_INPUT_
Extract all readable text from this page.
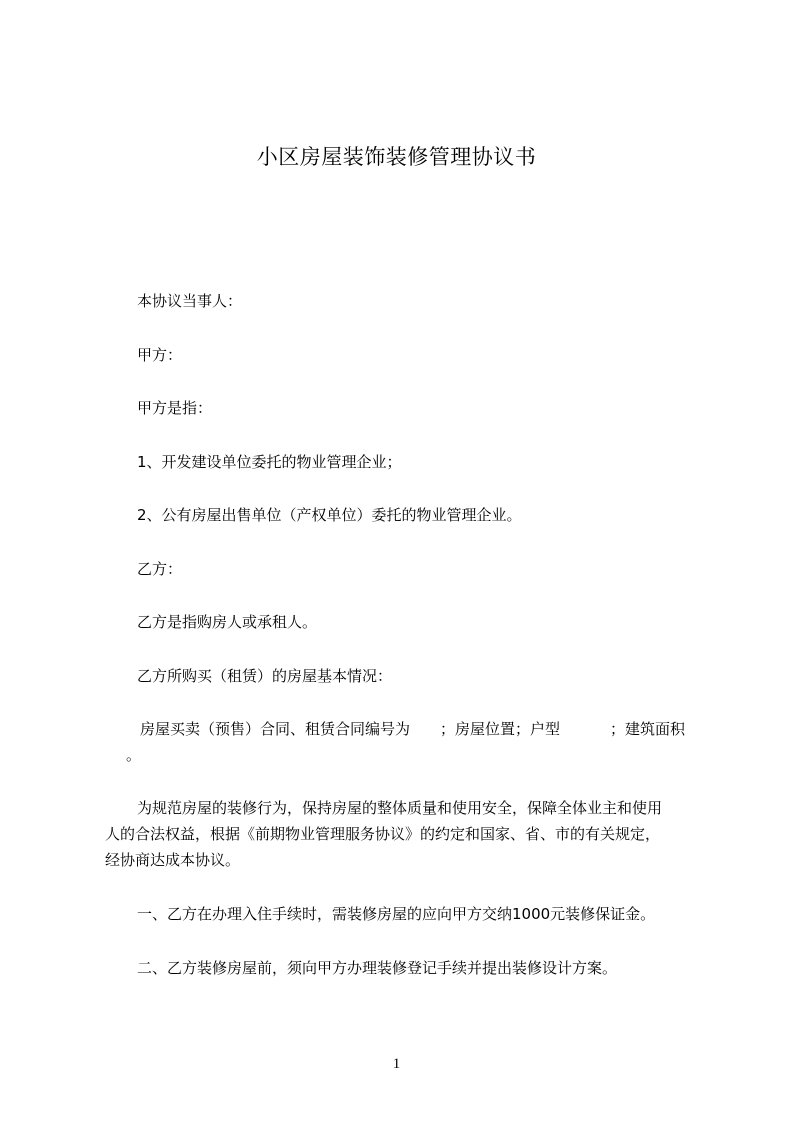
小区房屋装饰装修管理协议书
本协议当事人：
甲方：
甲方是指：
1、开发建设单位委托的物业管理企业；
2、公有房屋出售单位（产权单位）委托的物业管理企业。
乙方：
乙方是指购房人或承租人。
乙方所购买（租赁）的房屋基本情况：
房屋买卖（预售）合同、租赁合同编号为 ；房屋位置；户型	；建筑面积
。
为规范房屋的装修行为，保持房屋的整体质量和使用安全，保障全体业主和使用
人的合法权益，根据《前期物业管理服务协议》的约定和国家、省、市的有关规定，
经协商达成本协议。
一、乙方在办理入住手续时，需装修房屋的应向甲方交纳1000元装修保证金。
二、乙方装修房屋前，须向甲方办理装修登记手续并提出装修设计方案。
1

* * *

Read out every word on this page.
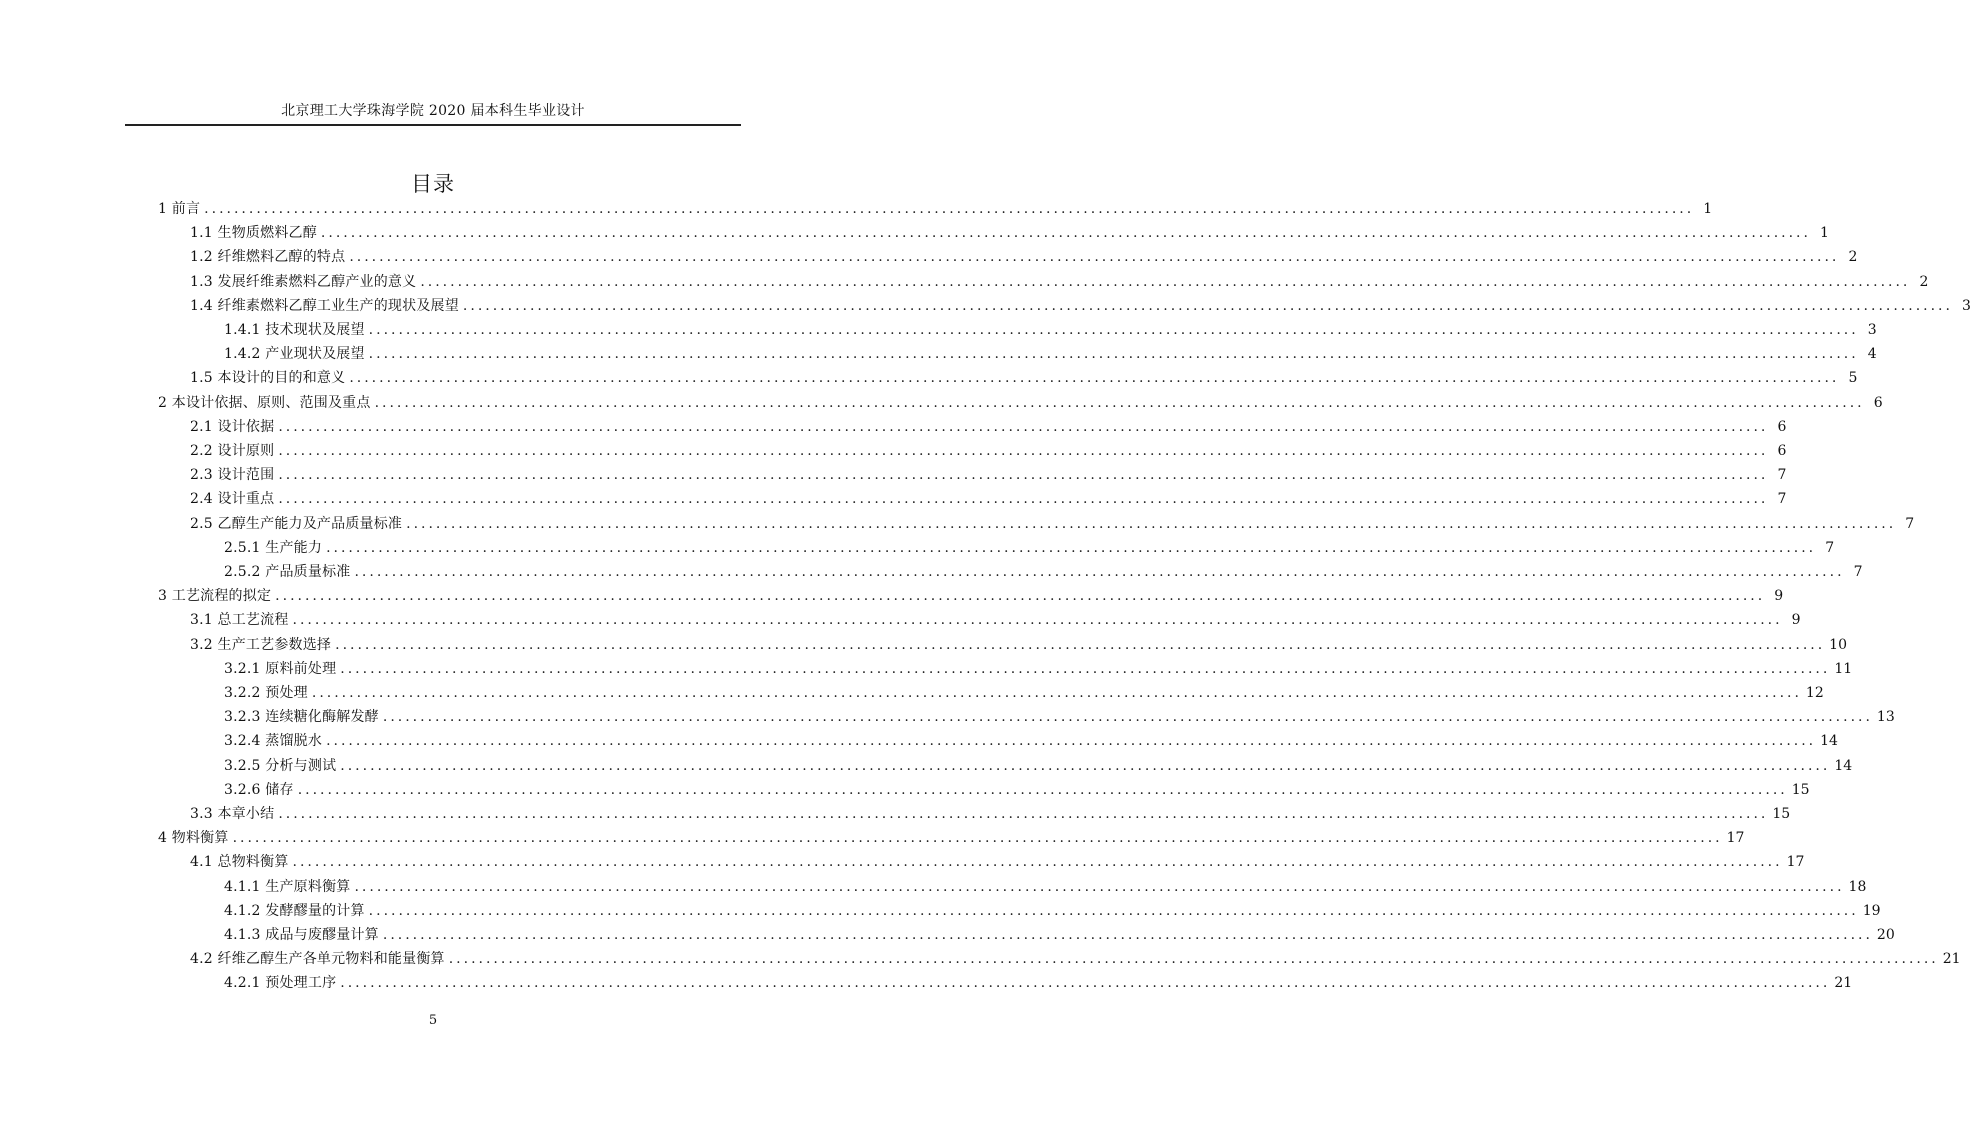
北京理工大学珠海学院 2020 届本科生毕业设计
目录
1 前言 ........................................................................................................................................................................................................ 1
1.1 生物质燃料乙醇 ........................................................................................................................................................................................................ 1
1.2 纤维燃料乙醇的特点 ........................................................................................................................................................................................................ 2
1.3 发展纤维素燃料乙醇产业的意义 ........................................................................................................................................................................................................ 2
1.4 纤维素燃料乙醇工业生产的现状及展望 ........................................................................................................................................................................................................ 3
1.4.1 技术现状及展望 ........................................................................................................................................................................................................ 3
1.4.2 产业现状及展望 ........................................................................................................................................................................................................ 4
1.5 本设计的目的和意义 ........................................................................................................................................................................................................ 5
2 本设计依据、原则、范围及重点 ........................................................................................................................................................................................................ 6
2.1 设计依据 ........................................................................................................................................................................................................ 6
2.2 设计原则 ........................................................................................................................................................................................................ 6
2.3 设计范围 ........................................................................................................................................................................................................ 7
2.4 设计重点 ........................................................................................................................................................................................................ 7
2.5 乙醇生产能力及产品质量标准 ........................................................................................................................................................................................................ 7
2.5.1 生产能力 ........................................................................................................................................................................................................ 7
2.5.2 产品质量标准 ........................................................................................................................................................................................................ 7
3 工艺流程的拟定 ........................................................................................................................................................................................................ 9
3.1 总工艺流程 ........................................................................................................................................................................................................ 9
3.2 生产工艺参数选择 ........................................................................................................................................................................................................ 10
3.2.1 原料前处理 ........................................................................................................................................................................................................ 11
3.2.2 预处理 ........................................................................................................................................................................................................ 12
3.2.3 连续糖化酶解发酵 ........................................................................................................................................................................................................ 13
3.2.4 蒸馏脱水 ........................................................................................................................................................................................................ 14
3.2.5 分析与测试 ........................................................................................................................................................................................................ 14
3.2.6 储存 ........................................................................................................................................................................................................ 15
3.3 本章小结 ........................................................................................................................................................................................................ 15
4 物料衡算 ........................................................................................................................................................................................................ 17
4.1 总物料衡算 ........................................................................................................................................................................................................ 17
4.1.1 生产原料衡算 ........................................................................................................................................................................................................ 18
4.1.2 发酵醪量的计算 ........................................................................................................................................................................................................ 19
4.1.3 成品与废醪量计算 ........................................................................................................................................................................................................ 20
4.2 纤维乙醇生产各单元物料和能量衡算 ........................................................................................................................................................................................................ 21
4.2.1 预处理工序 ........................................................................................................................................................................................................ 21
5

_WORK INSTRUCTIONS_
Collect every line with the string "this" from the records, and copy each.

_CORRECT RESULT_
Extract all readable text from this page.
Read out every word on this page.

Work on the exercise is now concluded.